Directions for this task → Note how many lines contain "Sono" and give that number, with nothing else.

Records for the task →

::::::

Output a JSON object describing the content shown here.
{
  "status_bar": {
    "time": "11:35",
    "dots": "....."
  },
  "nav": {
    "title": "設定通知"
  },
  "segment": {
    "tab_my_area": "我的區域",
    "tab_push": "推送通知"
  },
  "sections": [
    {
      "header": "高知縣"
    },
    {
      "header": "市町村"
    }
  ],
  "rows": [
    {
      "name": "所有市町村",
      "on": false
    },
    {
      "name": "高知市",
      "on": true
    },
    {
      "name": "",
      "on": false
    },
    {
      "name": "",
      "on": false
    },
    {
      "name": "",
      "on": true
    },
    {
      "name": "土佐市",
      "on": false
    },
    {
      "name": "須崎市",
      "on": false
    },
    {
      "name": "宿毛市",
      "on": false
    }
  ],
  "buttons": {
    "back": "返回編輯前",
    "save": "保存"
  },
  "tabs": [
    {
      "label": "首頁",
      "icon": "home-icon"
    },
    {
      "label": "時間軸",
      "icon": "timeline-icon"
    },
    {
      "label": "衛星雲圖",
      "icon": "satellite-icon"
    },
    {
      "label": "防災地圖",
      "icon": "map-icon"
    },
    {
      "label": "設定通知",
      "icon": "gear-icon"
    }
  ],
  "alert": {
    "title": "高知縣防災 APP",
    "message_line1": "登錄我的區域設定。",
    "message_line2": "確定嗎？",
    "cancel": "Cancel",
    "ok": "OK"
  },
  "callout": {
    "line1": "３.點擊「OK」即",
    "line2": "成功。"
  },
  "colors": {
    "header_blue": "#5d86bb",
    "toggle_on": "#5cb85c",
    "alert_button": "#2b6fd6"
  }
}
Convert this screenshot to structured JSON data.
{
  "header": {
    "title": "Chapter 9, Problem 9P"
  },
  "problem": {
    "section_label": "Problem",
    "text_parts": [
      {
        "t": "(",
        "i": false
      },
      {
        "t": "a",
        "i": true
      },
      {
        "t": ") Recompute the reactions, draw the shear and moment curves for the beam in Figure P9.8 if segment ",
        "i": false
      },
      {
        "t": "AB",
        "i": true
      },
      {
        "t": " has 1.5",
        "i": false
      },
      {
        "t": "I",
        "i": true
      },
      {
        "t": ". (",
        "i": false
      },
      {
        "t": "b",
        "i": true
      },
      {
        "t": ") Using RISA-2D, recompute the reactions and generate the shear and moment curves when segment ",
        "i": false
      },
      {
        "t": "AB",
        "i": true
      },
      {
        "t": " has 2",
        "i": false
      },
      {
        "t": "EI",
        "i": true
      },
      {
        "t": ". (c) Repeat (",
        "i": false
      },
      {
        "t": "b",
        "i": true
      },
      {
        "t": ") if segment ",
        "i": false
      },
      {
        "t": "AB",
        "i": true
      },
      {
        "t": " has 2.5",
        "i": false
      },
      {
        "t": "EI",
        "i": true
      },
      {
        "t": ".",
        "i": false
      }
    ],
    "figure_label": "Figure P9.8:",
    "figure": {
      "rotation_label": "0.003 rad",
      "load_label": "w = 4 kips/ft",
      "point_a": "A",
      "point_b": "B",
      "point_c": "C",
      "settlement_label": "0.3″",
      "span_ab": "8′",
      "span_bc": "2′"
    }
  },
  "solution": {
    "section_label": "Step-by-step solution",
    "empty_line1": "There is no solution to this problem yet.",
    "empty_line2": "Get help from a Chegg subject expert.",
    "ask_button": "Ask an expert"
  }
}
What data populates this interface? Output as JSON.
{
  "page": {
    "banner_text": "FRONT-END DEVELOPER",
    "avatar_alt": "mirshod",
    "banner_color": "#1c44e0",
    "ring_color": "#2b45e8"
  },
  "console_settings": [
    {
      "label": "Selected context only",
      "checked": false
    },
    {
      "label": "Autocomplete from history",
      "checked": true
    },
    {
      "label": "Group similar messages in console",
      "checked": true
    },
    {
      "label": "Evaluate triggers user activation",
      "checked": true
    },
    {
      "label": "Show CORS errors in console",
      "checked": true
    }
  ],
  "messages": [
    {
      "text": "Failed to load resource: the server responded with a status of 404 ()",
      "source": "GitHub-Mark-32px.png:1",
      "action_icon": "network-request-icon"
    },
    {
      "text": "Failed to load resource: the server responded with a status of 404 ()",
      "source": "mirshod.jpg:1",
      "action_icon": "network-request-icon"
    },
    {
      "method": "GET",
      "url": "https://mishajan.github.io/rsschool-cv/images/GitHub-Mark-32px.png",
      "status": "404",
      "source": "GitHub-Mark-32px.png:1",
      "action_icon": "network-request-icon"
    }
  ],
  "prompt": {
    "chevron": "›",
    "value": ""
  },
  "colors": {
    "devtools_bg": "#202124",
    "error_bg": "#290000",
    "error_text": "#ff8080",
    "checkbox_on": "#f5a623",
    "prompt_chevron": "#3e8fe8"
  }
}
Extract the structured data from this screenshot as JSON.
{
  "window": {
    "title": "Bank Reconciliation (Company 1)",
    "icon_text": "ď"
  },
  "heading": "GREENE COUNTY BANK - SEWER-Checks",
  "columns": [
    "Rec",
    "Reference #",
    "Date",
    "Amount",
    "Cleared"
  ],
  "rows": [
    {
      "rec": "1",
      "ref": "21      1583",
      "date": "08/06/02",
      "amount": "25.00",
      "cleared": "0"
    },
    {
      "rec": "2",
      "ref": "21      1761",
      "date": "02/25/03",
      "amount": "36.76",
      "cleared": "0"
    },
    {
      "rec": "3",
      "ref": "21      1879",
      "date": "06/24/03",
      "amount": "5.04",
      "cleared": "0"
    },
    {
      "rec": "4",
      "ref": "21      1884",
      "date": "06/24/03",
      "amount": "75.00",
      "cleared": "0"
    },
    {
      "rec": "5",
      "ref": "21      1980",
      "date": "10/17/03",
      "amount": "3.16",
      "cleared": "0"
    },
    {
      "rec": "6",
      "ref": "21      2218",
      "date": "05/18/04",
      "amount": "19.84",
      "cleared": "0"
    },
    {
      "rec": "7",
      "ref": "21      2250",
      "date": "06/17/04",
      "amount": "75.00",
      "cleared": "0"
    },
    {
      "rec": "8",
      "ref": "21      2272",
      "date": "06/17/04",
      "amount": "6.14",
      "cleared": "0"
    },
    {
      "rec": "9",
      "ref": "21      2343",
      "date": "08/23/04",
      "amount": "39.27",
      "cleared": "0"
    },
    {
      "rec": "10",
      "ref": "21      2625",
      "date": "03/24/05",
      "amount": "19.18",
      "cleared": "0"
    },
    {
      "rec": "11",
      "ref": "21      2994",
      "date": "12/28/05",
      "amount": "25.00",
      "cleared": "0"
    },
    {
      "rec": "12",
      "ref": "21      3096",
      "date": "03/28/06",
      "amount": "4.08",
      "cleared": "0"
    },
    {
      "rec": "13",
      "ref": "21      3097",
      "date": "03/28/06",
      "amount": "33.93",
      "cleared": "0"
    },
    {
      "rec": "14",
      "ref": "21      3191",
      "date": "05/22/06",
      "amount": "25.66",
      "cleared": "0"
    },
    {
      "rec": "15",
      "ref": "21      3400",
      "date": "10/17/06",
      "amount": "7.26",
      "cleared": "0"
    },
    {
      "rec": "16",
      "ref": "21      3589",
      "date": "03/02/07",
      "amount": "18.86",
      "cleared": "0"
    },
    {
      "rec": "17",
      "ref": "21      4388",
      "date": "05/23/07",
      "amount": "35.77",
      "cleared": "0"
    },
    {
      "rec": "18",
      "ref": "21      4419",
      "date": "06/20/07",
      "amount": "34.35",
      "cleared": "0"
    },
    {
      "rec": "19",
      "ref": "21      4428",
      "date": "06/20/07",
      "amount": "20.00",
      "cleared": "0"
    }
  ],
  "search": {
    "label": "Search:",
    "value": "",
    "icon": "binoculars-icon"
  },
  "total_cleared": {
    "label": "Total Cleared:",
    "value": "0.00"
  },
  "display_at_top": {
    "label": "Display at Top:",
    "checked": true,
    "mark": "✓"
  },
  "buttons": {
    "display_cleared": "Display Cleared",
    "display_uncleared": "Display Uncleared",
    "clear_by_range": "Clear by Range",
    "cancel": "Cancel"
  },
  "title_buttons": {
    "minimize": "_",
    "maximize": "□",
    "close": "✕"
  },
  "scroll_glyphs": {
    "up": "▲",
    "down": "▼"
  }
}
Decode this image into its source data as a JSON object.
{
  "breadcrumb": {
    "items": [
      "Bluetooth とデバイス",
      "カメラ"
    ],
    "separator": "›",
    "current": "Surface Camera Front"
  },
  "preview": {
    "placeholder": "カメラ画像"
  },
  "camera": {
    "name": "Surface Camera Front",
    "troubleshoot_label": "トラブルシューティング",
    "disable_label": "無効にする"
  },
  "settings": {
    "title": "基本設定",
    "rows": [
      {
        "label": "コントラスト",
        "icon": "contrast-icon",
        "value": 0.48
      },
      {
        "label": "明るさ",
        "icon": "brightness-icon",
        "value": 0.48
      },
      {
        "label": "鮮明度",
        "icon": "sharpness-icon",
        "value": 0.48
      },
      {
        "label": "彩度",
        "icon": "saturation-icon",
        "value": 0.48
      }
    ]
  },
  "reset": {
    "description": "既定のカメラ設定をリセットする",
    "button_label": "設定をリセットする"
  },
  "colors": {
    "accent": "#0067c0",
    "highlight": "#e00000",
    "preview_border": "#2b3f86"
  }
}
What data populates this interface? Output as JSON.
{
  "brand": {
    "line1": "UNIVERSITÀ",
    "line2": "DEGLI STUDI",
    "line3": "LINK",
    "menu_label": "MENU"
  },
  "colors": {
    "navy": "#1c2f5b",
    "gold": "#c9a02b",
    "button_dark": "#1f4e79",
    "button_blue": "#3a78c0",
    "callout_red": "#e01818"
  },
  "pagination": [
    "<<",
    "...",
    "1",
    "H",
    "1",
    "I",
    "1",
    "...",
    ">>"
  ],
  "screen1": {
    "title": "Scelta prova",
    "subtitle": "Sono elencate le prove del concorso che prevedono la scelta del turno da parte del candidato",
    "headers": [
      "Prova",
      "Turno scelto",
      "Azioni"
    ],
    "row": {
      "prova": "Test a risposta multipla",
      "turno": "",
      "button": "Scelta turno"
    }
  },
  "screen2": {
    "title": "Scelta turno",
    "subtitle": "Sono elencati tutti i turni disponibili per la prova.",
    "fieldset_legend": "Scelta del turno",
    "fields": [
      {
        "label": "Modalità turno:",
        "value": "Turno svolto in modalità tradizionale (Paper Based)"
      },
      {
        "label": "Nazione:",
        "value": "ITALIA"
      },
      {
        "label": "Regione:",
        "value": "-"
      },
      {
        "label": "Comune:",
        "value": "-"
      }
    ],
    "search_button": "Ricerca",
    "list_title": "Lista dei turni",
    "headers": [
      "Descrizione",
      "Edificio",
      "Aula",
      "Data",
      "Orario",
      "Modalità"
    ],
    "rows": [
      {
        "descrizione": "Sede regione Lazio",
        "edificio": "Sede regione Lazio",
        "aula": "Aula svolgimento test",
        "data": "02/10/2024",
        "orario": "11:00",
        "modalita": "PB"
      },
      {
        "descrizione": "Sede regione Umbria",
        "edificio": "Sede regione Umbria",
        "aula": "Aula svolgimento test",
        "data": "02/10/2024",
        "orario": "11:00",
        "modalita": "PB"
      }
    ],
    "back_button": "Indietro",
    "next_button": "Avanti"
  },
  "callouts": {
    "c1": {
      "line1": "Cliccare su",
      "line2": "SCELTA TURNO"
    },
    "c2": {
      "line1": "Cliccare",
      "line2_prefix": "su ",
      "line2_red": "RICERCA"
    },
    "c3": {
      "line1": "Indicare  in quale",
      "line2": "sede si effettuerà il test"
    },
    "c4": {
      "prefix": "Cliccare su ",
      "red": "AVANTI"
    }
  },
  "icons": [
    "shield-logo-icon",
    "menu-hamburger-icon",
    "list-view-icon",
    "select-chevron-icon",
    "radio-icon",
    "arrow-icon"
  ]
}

::::::

Task response → 2